Problem details = Write out the full listing exactly as given, minus the images.

— Start Input for this task —

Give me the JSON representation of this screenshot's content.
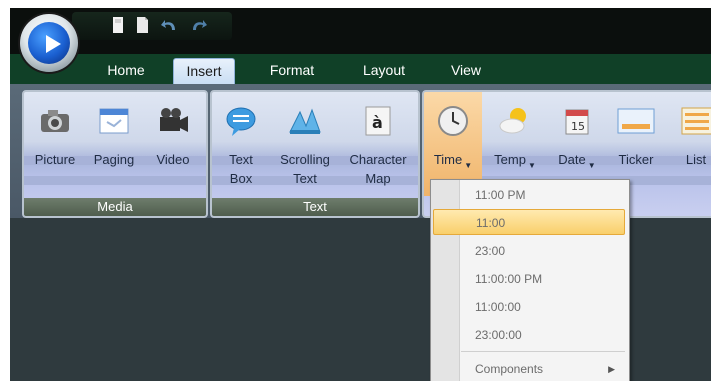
{
  "quick_access": {
    "icons": [
      "save-icon",
      "new-document-icon",
      "undo-icon",
      "redo-icon"
    ]
  },
  "tabs": [
    {
      "label": "Home",
      "active": false
    },
    {
      "label": "Insert",
      "active": true
    },
    {
      "label": "Format",
      "active": false
    },
    {
      "label": "Layout",
      "active": false
    },
    {
      "label": "View",
      "active": false
    }
  ],
  "groups": {
    "media": {
      "label": "Media",
      "buttons": [
        {
          "label": "Picture",
          "icon": "camera-icon"
        },
        {
          "label": "Paging",
          "icon": "paging-icon"
        },
        {
          "label": "Video",
          "icon": "video-camera-icon"
        }
      ]
    },
    "text": {
      "label": "Text",
      "buttons": [
        {
          "line1": "Text",
          "line2": "Box",
          "icon": "text-box-icon"
        },
        {
          "line1": "Scrolling",
          "line2": "Text",
          "icon": "scrolling-text-icon"
        },
        {
          "line1": "Character",
          "line2": "Map",
          "icon": "character-map-icon"
        }
      ]
    },
    "components": {
      "buttons": [
        {
          "label": "Time",
          "icon": "clock-icon",
          "dropdown": true
        },
        {
          "label": "Temp",
          "icon": "weather-icon",
          "dropdown": true
        },
        {
          "label": "Date",
          "icon": "calendar-icon",
          "dropdown": true
        },
        {
          "label": "Ticker",
          "icon": "ticker-icon",
          "dropdown": false
        },
        {
          "label": "List",
          "icon": "list-icon",
          "dropdown": false
        }
      ]
    }
  },
  "time_menu": {
    "items": [
      "11:00 PM",
      "11:00",
      "23:00",
      "11:00:00 PM",
      "11:00:00",
      "23:00:00"
    ],
    "selected": "11:00",
    "components_label": "Components"
  },
  "colors": {
    "accent_tab": "#c8ddf3",
    "title_strip": "#104027",
    "selection": "#f9cf6b",
    "workspace": "#2f3a3e"
  }
}
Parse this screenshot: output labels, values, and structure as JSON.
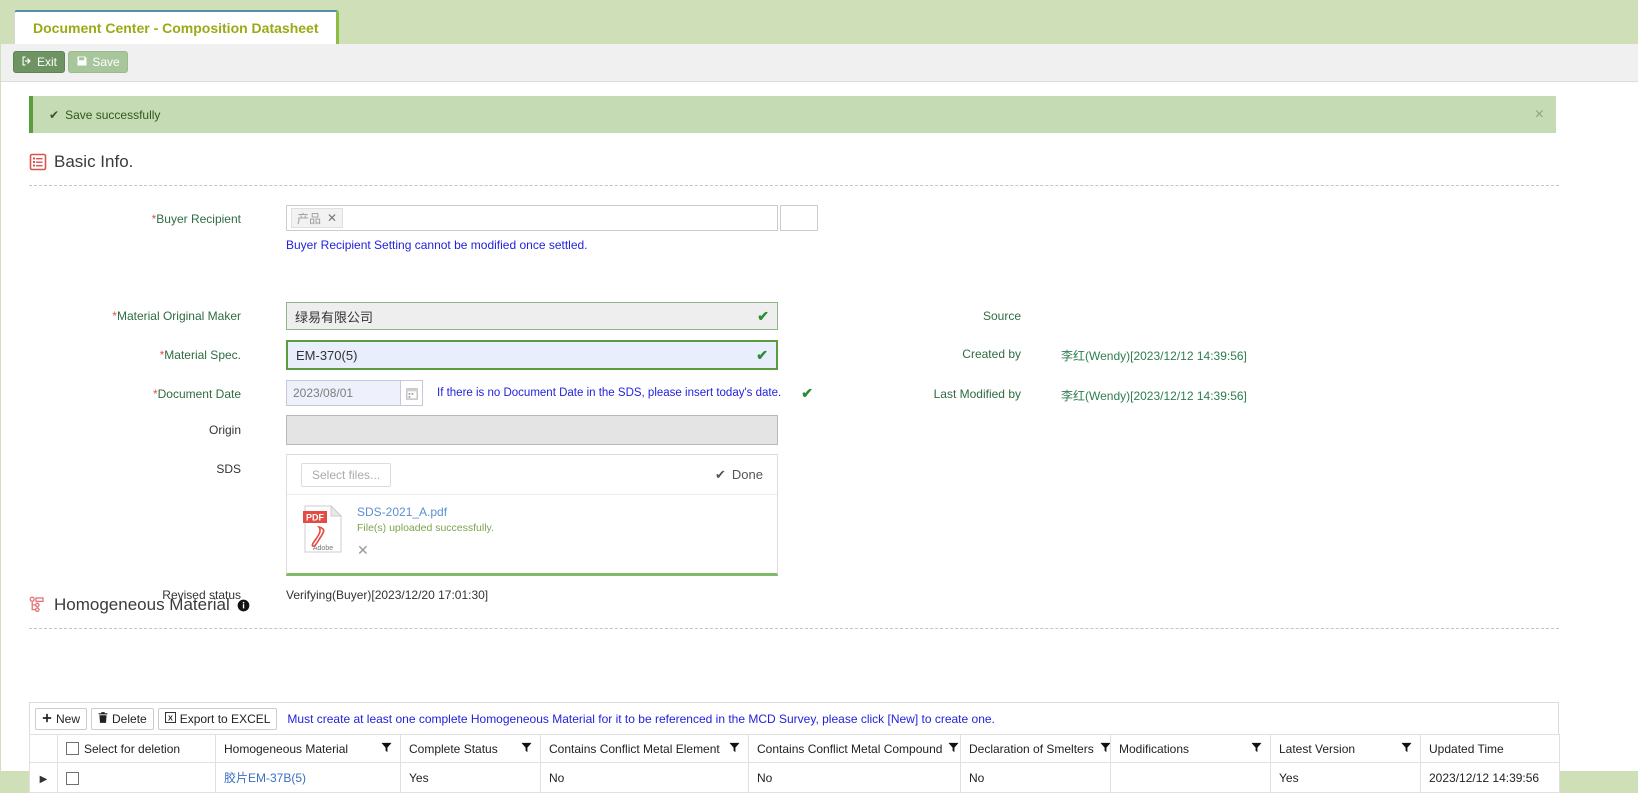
{
  "tab": {
    "title": "Document Center - Composition Datasheet"
  },
  "toolbar": {
    "exit_label": "Exit",
    "exit_icon": "exit-icon",
    "save_label": "Save",
    "save_icon": "floppy-disk-icon"
  },
  "alert": {
    "message": "Save successfully",
    "icon": "check-icon",
    "close_icon": "close-icon",
    "bg_color": "#c5dbb4",
    "accent_color": "#5b9d3e"
  },
  "basic_info": {
    "title": "Basic Info.",
    "icon": "list-document-icon",
    "fields": {
      "buyer_recipient": {
        "label": "Buyer Recipient",
        "required": true,
        "token": "产品",
        "token_remove_icon": "close-icon",
        "hint": "Buyer Recipient Setting cannot be modified once settled."
      },
      "material_original_maker": {
        "label": "Material Original Maker",
        "required": true,
        "value": "绿易有限公司",
        "valid_icon": "check-icon"
      },
      "material_spec": {
        "label": "Material Spec.",
        "required": true,
        "value": "EM-370(5)",
        "valid_icon": "check-icon"
      },
      "document_date": {
        "label": "Document Date",
        "required": true,
        "value": "2023/08/01",
        "calendar_icon": "calendar-icon",
        "hint": "If there is no Document Date in the SDS, please insert today's date.",
        "valid_icon": "check-icon"
      },
      "origin": {
        "label": "Origin",
        "value": ""
      },
      "sds": {
        "label": "SDS",
        "select_files_label": "Select files...",
        "done_label": "Done",
        "done_icon": "check-icon",
        "file_name": "SDS-2021_A.pdf",
        "file_status": "File(s) uploaded successfully.",
        "file_icon": "pdf-file-icon",
        "remove_icon": "close-icon"
      },
      "revised_status": {
        "label": "Revised status",
        "value": "Verifying(Buyer)[2023/12/20 17:01:30]"
      }
    },
    "right_fields": {
      "source": {
        "label": "Source",
        "value": ""
      },
      "created_by": {
        "label": "Created by",
        "value": "李红(Wendy)[2023/12/12 14:39:56]"
      },
      "last_modified_by": {
        "label": "Last Modified by",
        "value": "李红(Wendy)[2023/12/12 14:39:56]"
      }
    }
  },
  "homogeneous_material": {
    "title": "Homogeneous Material",
    "icon": "hierarchy-tree-icon",
    "info_icon": "info-icon",
    "grid_toolbar": {
      "new_label": "New",
      "new_icon": "plus-icon",
      "delete_label": "Delete",
      "delete_icon": "trash-icon",
      "export_label": "Export to EXCEL",
      "export_icon": "excel-icon",
      "warning": "Must create at least one complete Homogeneous Material for it to be referenced in the MCD Survey, please click [New] to create one."
    },
    "table": {
      "columns": [
        {
          "label": "Select for deletion",
          "filter": false,
          "checkbox": true
        },
        {
          "label": "Homogeneous Material",
          "filter": true
        },
        {
          "label": "Complete Status",
          "filter": true
        },
        {
          "label": "Contains Conflict Metal Element",
          "filter": true
        },
        {
          "label": "Contains Conflict Metal Compound",
          "filter": true
        },
        {
          "label": "Declaration of Smelters",
          "filter": true
        },
        {
          "label": "Modifications",
          "filter": true
        },
        {
          "label": "Latest Version",
          "filter": true
        },
        {
          "label": "Updated Time",
          "filter": false
        }
      ],
      "rows": [
        {
          "expander_icon": "triangle-right-icon",
          "selected": false,
          "homogeneous_material": "胶片EM-37B(5)",
          "complete_status": "Yes",
          "contains_conflict_metal_element": "No",
          "contains_conflict_metal_compound": "No",
          "declaration_of_smelters": "No",
          "modifications": "",
          "latest_version": "Yes",
          "updated_time": "2023/12/12 14:39:56"
        }
      ]
    }
  }
}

— End Input for this task —

Reply =
Give me the JSON representation of this screenshot's content.
{
  "quick_access": {
    "icons": [
      "save-icon",
      "new-document-icon",
      "undo-icon",
      "redo-icon"
    ]
  },
  "tabs": [
    {
      "label": "Home",
      "active": false
    },
    {
      "label": "Insert",
      "active": true
    },
    {
      "label": "Format",
      "active": false
    },
    {
      "label": "Layout",
      "active": false
    },
    {
      "label": "View",
      "active": false
    }
  ],
  "groups": {
    "media": {
      "label": "Media",
      "buttons": [
        {
          "label": "Picture",
          "icon": "camera-icon"
        },
        {
          "label": "Paging",
          "icon": "paging-icon"
        },
        {
          "label": "Video",
          "icon": "video-camera-icon"
        }
      ]
    },
    "text": {
      "label": "Text",
      "buttons": [
        {
          "line1": "Text",
          "line2": "Box",
          "icon": "text-box-icon"
        },
        {
          "line1": "Scrolling",
          "line2": "Text",
          "icon": "scrolling-text-icon"
        },
        {
          "line1": "Character",
          "line2": "Map",
          "icon": "character-map-icon"
        }
      ]
    },
    "components": {
      "buttons": [
        {
          "label": "Time",
          "icon": "clock-icon",
          "dropdown": true
        },
        {
          "label": "Temp",
          "icon": "weather-icon",
          "dropdown": true
        },
        {
          "label": "Date",
          "icon": "calendar-icon",
          "dropdown": true
        },
        {
          "label": "Ticker",
          "icon": "ticker-icon",
          "dropdown": false
        },
        {
          "label": "List",
          "icon": "list-icon",
          "dropdown": false
        }
      ]
    }
  },
  "time_menu": {
    "items": [
      "11:00 PM",
      "11:00",
      "23:00",
      "11:00:00 PM",
      "11:00:00",
      "23:00:00"
    ],
    "selected": "11:00",
    "components_label": "Components"
  },
  "colors": {
    "accent_tab": "#c8ddf3",
    "title_strip": "#104027",
    "selection": "#f9cf6b",
    "workspace": "#2f3a3e"
  }
}
Parse this screenshot: output labels, values, and structure as JSON.
{
  "tab": {
    "title": "Document Center - Composition Datasheet"
  },
  "toolbar": {
    "exit_label": "Exit",
    "exit_icon": "exit-icon",
    "save_label": "Save",
    "save_icon": "floppy-disk-icon"
  },
  "alert": {
    "message": "Save successfully",
    "icon": "check-icon",
    "close_icon": "close-icon",
    "bg_color": "#c5dbb4",
    "accent_color": "#5b9d3e"
  },
  "basic_info": {
    "title": "Basic Info.",
    "icon": "list-document-icon",
    "fields": {
      "buyer_recipient": {
        "label": "Buyer Recipient",
        "required": true,
        "token": "产品",
        "token_remove_icon": "close-icon",
        "hint": "Buyer Recipient Setting cannot be modified once settled."
      },
      "material_original_maker": {
        "label": "Material Original Maker",
        "required": true,
        "value": "绿易有限公司",
        "valid_icon": "check-icon"
      },
      "material_spec": {
        "label": "Material Spec.",
        "required": true,
        "value": "EM-370(5)",
        "valid_icon": "check-icon"
      },
      "document_date": {
        "label": "Document Date",
        "required": true,
        "value": "2023/08/01",
        "calendar_icon": "calendar-icon",
        "hint": "If there is no Document Date in the SDS, please insert today's date.",
        "valid_icon": "check-icon"
      },
      "origin": {
        "label": "Origin",
        "value": ""
      },
      "sds": {
        "label": "SDS",
        "select_files_label": "Select files...",
        "done_label": "Done",
        "done_icon": "check-icon",
        "file_name": "SDS-2021_A.pdf",
        "file_status": "File(s) uploaded successfully.",
        "file_icon": "pdf-file-icon",
        "remove_icon": "close-icon"
      },
      "revised_status": {
        "label": "Revised status",
        "value": "Verifying(Buyer)[2023/12/20 17:01:30]"
      }
    },
    "right_fields": {
      "source": {
        "label": "Source",
        "value": ""
      },
      "created_by": {
        "label": "Created by",
        "value": "李红(Wendy)[2023/12/12 14:39:56]"
      },
      "last_modified_by": {
        "label": "Last Modified by",
        "value": "李红(Wendy)[2023/12/12 14:39:56]"
      }
    }
  },
  "homogeneous_material": {
    "title": "Homogeneous Material",
    "icon": "hierarchy-tree-icon",
    "info_icon": "info-icon",
    "grid_toolbar": {
      "new_label": "New",
      "new_icon": "plus-icon",
      "delete_label": "Delete",
      "delete_icon": "trash-icon",
      "export_label": "Export to EXCEL",
      "export_icon": "excel-icon",
      "warning": "Must create at least one complete Homogeneous Material for it to be referenced in the MCD Survey, please click [New] to create one."
    },
    "table": {
      "columns": [
        {
          "label": "Select for deletion",
          "filter": false,
          "checkbox": true
        },
        {
          "label": "Homogeneous Material",
          "filter": true
        },
        {
          "label": "Complete Status",
          "filter": true
        },
        {
          "label": "Contains Conflict Metal Element",
          "filter": true
        },
        {
          "label": "Contains Conflict Metal Compound",
          "filter": true
        },
        {
          "label": "Declaration of Smelters",
          "filter": true
        },
        {
          "label": "Modifications",
          "filter": true
        },
        {
          "label": "Latest Version",
          "filter": true
        },
        {
          "label": "Updated Time",
          "filter": false
        }
      ],
      "rows": [
        {
          "expander_icon": "triangle-right-icon",
          "selected": false,
          "homogeneous_material": "胶片EM-37B(5)",
          "complete_status": "Yes",
          "contains_conflict_metal_element": "No",
          "contains_conflict_metal_compound": "No",
          "declaration_of_smelters": "No",
          "modifications": "",
          "latest_version": "Yes",
          "updated_time": "2023/12/12 14:39:56"
        }
      ]
    }
  }
}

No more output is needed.